» **Written problem**: Reproduce each line from the records that holds "BaCl".

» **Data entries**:
______

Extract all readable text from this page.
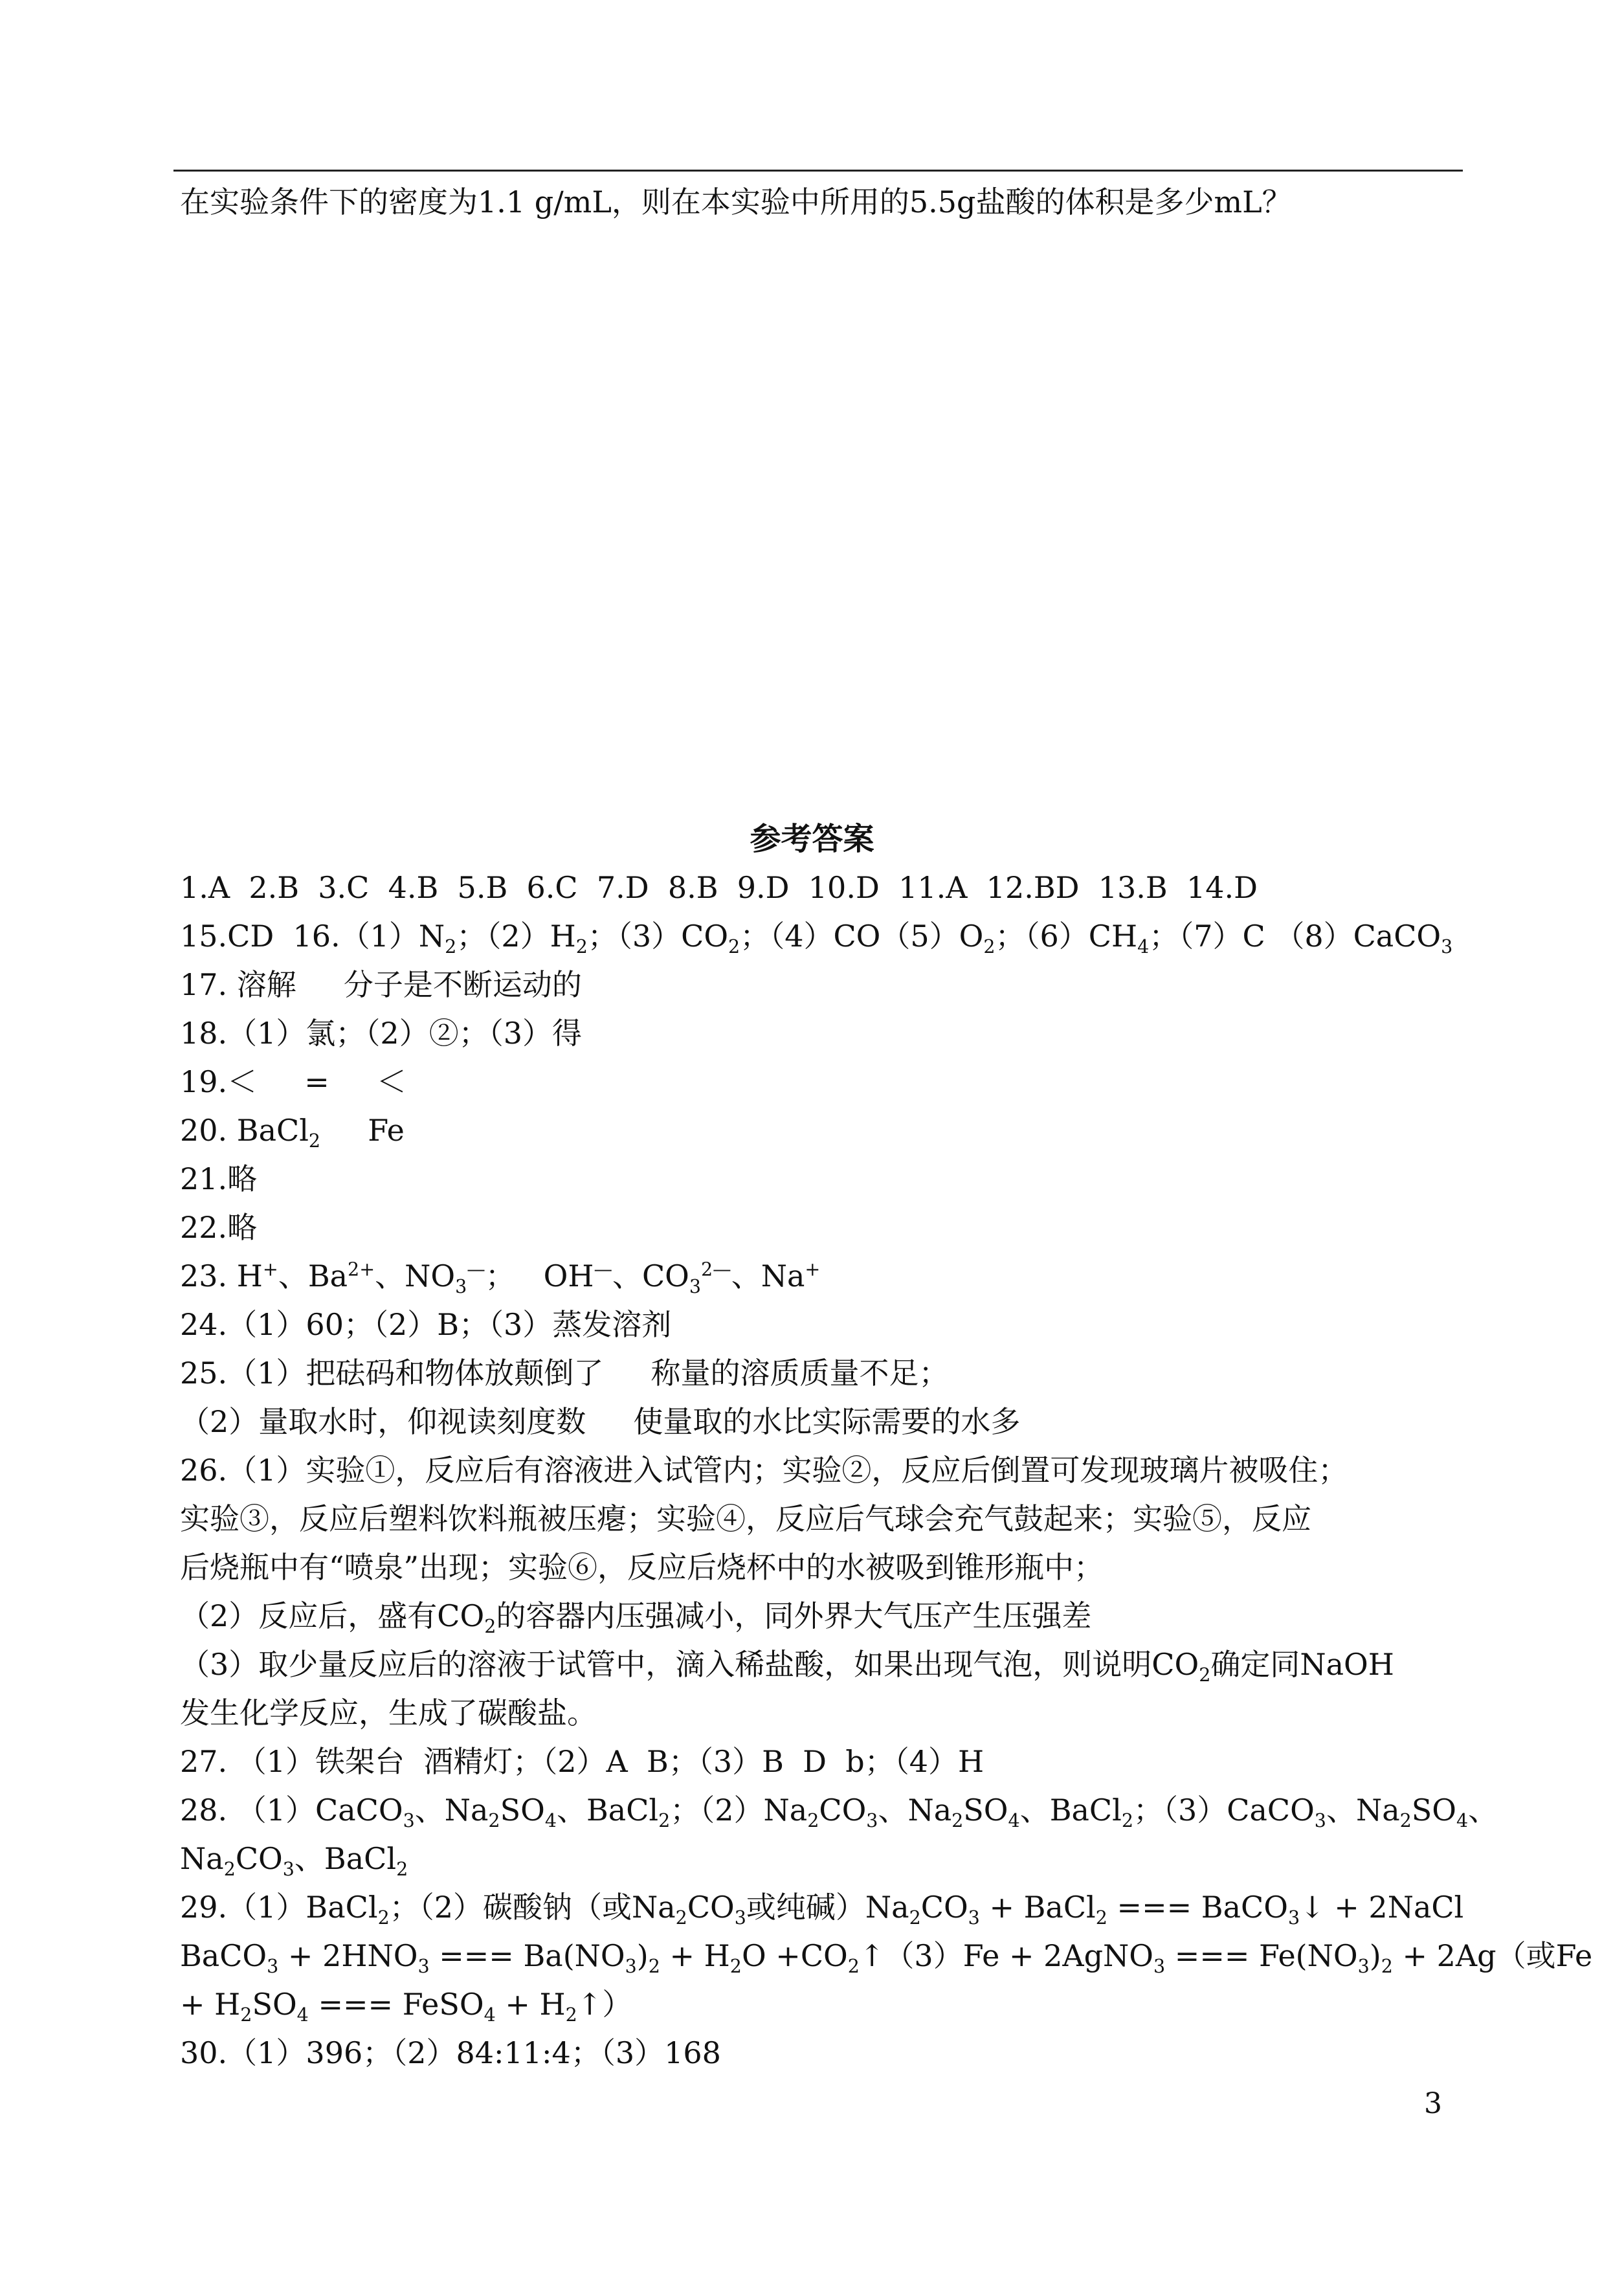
在实验条件下的密度为1.1 g/mL，则在本实验中所用的5.5g盐酸的体积是多少mL？
参考答案
1.A  2.B  3.C  4.B  5.B  6.C  7.D  8.B  9.D  10.D  11.A  12.BD  13.B  14.D
15.CD  $16.(1)N_2$；$(2)H_2$；$(3)CO_2$；$(4)CO(5)O_2$；$(6)CH_4$；（7）C （8）CaCO$_3$
17. 溶解     分子是不断运动的
18.（1）氯；（2）②；（3）得
19.＜     =     ＜
20. BaCl$_2$     Fe
21.略
22.略
23. H+、$Ba^{2+}$、$NO_3^—$；   OH—、$CO_3^{2—}$、Na+
24.（1）60；（2）B；（3）蒸发溶剂
25.（1）把砝码和物体放颠倒了     称量的溶质质量不足；
（2）量取水时，仰视读刻度数     使量取的水比实际需要的水多
26.（1）实验①，反应后有溶液进入试管内；实验②，反应后倒置可发现玻璃片被吸住；
实验③，反应后塑料饮料瓶被压瘪；实验④，反应后气球会充气鼓起来；实验⑤，反应
后烧瓶中有“喷泉”出现；实验⑥，反应后烧杯中的水被吸到锥形瓶中；
（2）反应后，盛有$CO_2$的容器内压强减小，同外界大气压产生压强差
（3）取少量反应后的溶液于试管中，滴入稀盐酸，如果出现气泡，则说明$CO_2$确定同NaOH
发生化学反应，生成了碳酸盐。
27. （1）铁架台  酒精灯；（2）A  B；（3）B  D  b；（4）H
28. （1）CaCO$_3$、$Na_2SO_4$、BaCl$_2$；$(2)Na_2CO_3$、$Na_2SO_4$、BaCl$_2$；（3）CaCO$_3$、$Na_2SO_4$、
$Na_2CO_3$、BaCl$_2$
29.（1）BaCl$_2$；（2）碳酸钠（或$Na_2CO_3$或纯碱）$Na_2CO_3$ + BaCl$_2$ === BaCO$_3$↓ + 2NaCl
BaCO$_3$ + $2HNO_3$ === $Ba(NO_3)_2 + H_2O$ $+CO_2↑(3)Fe$ + 2AgNO$_3$ === $Fe(NO_3)_2 + 2Ag$（或Fe
+ $H_2SO_4$ === FeSO$_4$ + $H_2↑$）
30.（1）396；（2）84:11:4；（3）168
3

______

» **Written response**:
20. BaCl$_2$     Fe
28. （1）CaCO$_3$、$Na_2SO_4$、BaCl$_2$；$(2)Na_2CO_3$、$Na_2SO_4$、BaCl$_2$；（3）CaCO$_3$、$Na_2SO_4$、
$Na_2CO_3$、BaCl$_2$
29.（1）BaCl$_2$；（2）碳酸钠（或$Na_2CO_3$或纯碱）$Na_2CO_3$ + BaCl$_2$ === BaCO$_3$↓ + 2NaCl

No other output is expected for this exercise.